- Given problem
Copy exactly the stretch of lines from the one holding "Give me the" through the last line of the data below, inclusive. Leave out pictures.

- Information supplied

##########

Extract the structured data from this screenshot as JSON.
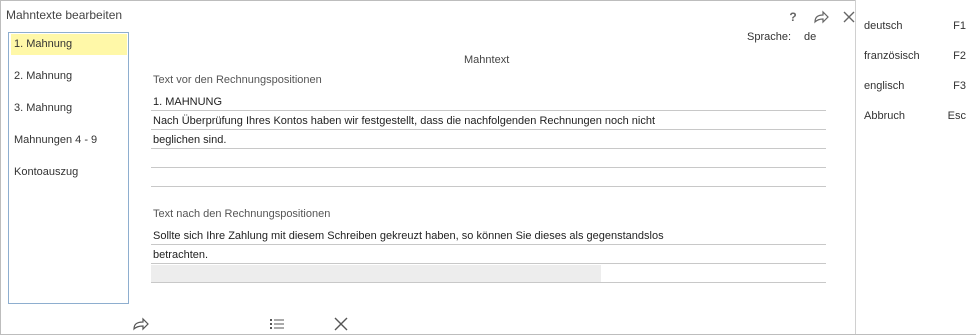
{
  "window": {
    "title": "Mahntexte bearbeiten"
  },
  "header": {
    "language_label": "Sprache:",
    "language_value": "de"
  },
  "left_list": {
    "items": [
      {
        "label": "1. Mahnung",
        "selected": true
      },
      {
        "label": "2. Mahnung",
        "selected": false
      },
      {
        "label": "3. Mahnung",
        "selected": false
      },
      {
        "label": "Mahnungen 4 - 9",
        "selected": false
      },
      {
        "label": "Kontoauszug",
        "selected": false
      }
    ]
  },
  "editor": {
    "heading": "Mahntext",
    "before_label": "Text vor den Rechnungspositionen",
    "before_lines": [
      "1. MAHNUNG",
      "Nach Überprüfung Ihres Kontos haben wir festgestellt, dass die nachfolgenden Rechnungen noch nicht",
      "beglichen sind.",
      "",
      ""
    ],
    "after_label": "Text nach den Rechnungspositionen",
    "after_lines": [
      "Sollte sich Ihre Zahlung mit diesem Schreiben gekreuzt haben, so können Sie dieses als gegenstandslos",
      "betrachten.",
      ""
    ]
  },
  "right_panel": {
    "items": [
      {
        "label": "deutsch",
        "key": "F1"
      },
      {
        "label": "französisch",
        "key": "F2"
      },
      {
        "label": "englisch",
        "key": "F3"
      },
      {
        "label": "Abbruch",
        "key": "Esc"
      }
    ]
  },
  "icons": {
    "help": "?",
    "forward": "forward-icon",
    "close": "close-icon",
    "list": "list-icon"
  }
}
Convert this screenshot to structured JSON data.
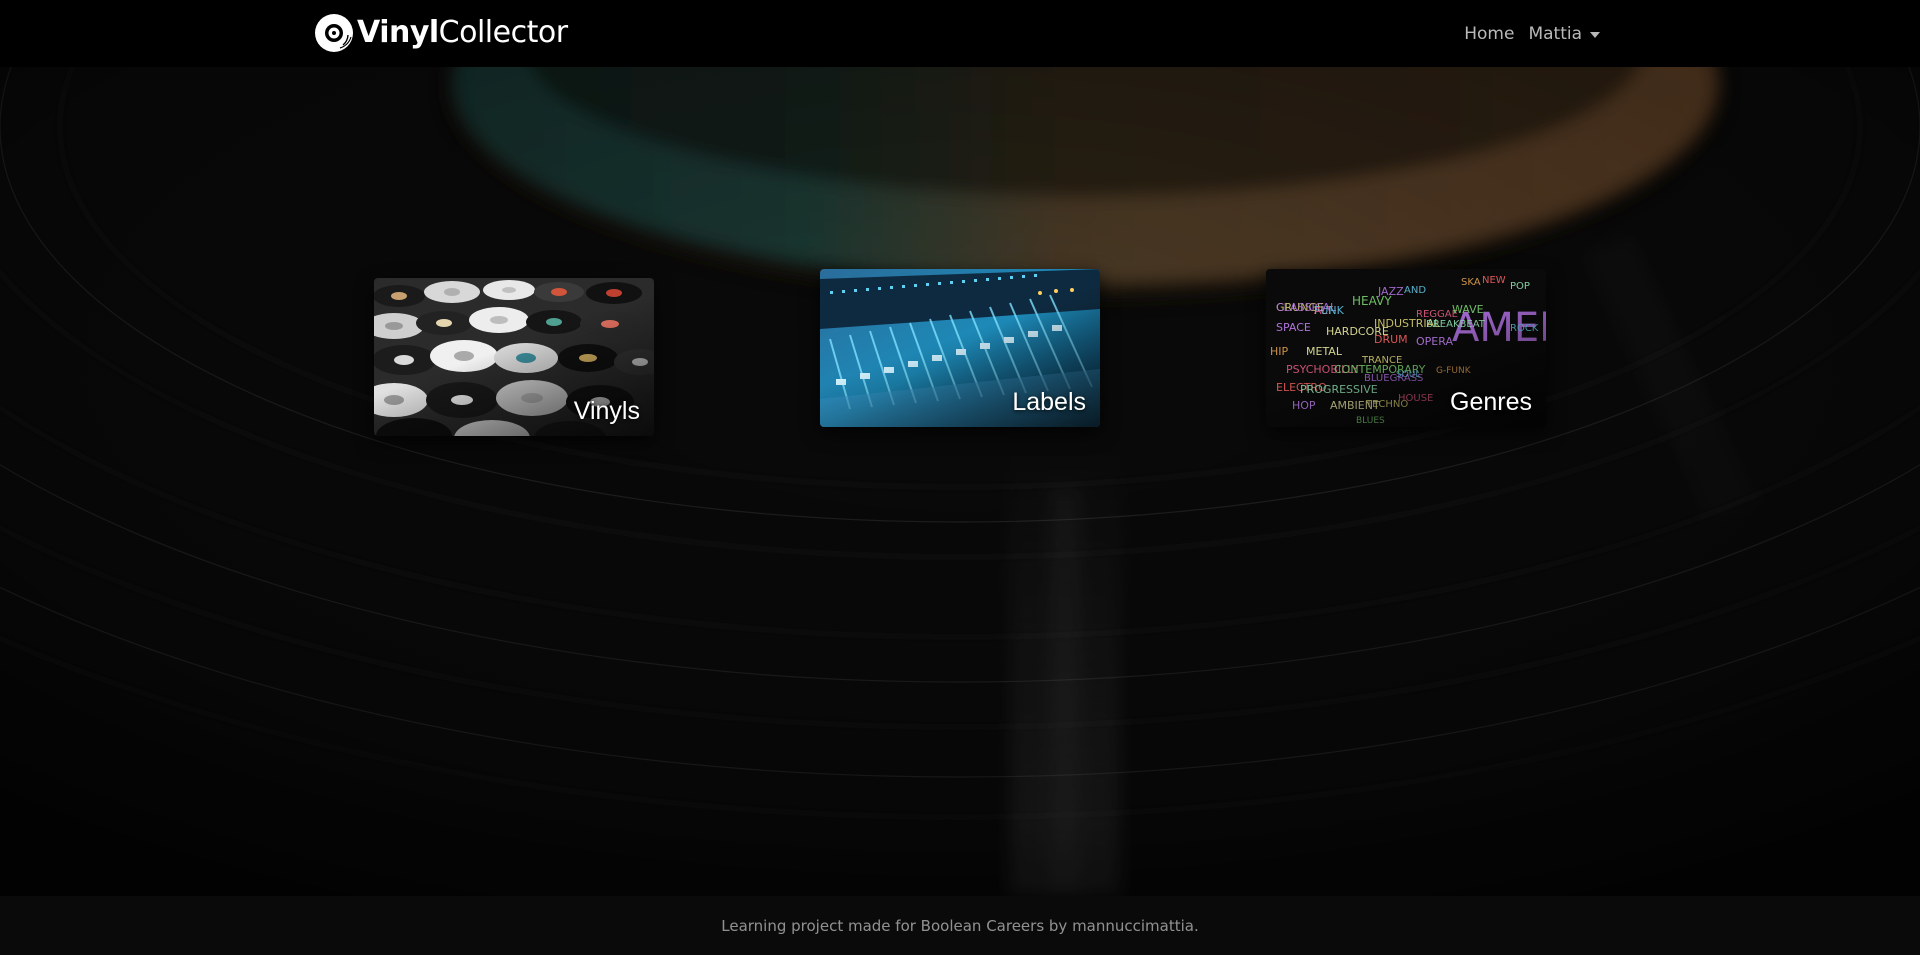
{
  "navbar": {
    "brand_bold": "Vinyl",
    "brand_regular": "Collector",
    "logo_icon": "vinyl-record-icon",
    "links": {
      "home": "Home",
      "user": "Mattia"
    },
    "user_dropdown_icon": "caret-down-icon"
  },
  "cards": [
    {
      "label": "Vinyls",
      "image": "vinyl-records-photo"
    },
    {
      "label": "Labels",
      "image": "mixing-console-photo"
    },
    {
      "label": "Genres",
      "image": "genre-word-cloud"
    }
  ],
  "genre_words": [
    "GRUNGE",
    "ALT",
    "HEAVY",
    "JAZZ",
    "AND",
    "SKA",
    "NEW",
    "POP",
    "SPACE",
    "HARDCORE",
    "INDUSTRIAL",
    "REGGAE",
    "WAVE",
    "AMERICANA",
    "ROCK",
    "HIP",
    "DRUM",
    "BREAKBEAT",
    "OPERA",
    "METAL",
    "TRANCE",
    "PSYCHOBILLY",
    "CONTEMPORARY",
    "BLUEGRASS",
    "SOUL",
    "G-FUNK",
    "ELECTRO",
    "PROGRESSIVE",
    "HOP",
    "AMBIENT",
    "TECHNO",
    "HOUSE",
    "BLUES",
    "CLASSICAL",
    "FUNK"
  ],
  "footer": {
    "text": "Learning project made for Boolean Careers by mannuccimattia."
  },
  "colors": {
    "navbar_bg": "#000000",
    "footer_bg": "#0a0a0a",
    "label_accent": "#ffffff",
    "record_label_orange": "#c8824a",
    "record_label_teal": "#2c6e63"
  }
}
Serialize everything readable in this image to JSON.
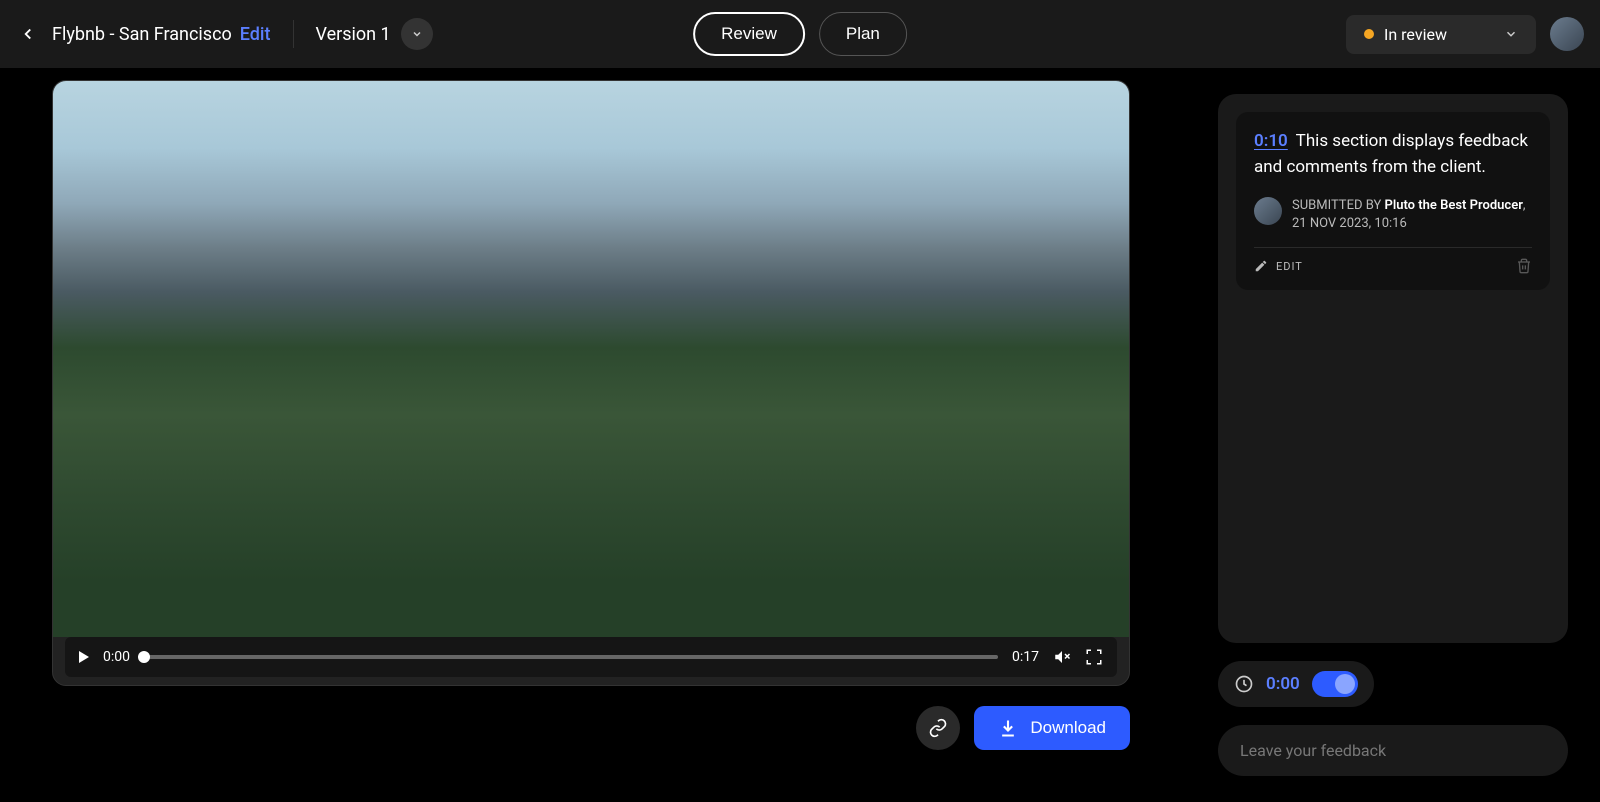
{
  "header": {
    "title": "Flybnb - San Francisco",
    "edit_label": "Edit",
    "version": "Version 1",
    "review_label": "Review",
    "plan_label": "Plan",
    "status_label": "In review"
  },
  "video": {
    "current_time": "0:00",
    "duration": "0:17"
  },
  "actions": {
    "download_label": "Download"
  },
  "comment": {
    "timestamp": "0:10",
    "text": "This section displays feedback and comments from the client.",
    "submitted_by_prefix": "SUBMITTED BY ",
    "author": "Pluto the Best Producer",
    "separator": ", ",
    "date": "21 NOV 2023, 10:16",
    "edit_label": "EDIT"
  },
  "timebar": {
    "time": "0:00"
  },
  "feedback": {
    "placeholder": "Leave your feedback"
  }
}
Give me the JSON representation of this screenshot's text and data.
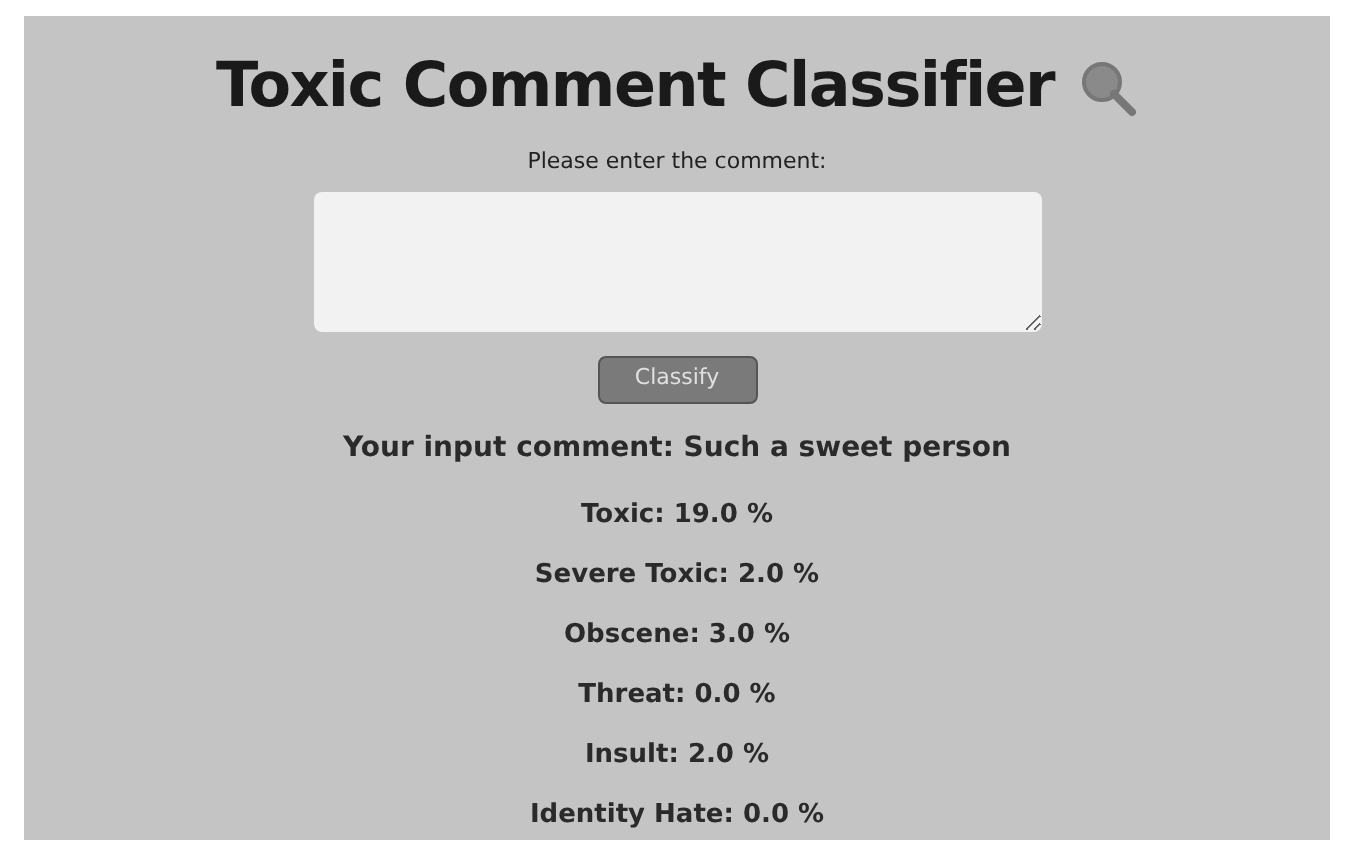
{
  "title": "Toxic Comment Classifier",
  "prompt": "Please enter the comment:",
  "classify_button": "Classify",
  "input_comment": "Your input comment: Such a sweet person",
  "results": [
    "Toxic: 19.0 %",
    "Severe Toxic: 2.0 %",
    "Obscene: 3.0 %",
    "Threat: 0.0 %",
    "Insult: 2.0 %",
    "Identity Hate: 0.0 %"
  ]
}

##########

- Exercise response
Give me the JSON representation of this screenshot's text and data.
{
  "title": "Toxic Comment Classifier",
  "prompt": "Please enter the comment:",
  "classify_button": "Classify",
  "input_comment": "Your input comment: Such a sweet person",
  "results": [
    "Toxic: 19.0 %",
    "Severe Toxic: 2.0 %",
    "Obscene: 3.0 %",
    "Threat: 0.0 %",
    "Insult: 2.0 %",
    "Identity Hate: 0.0 %"
  ]
}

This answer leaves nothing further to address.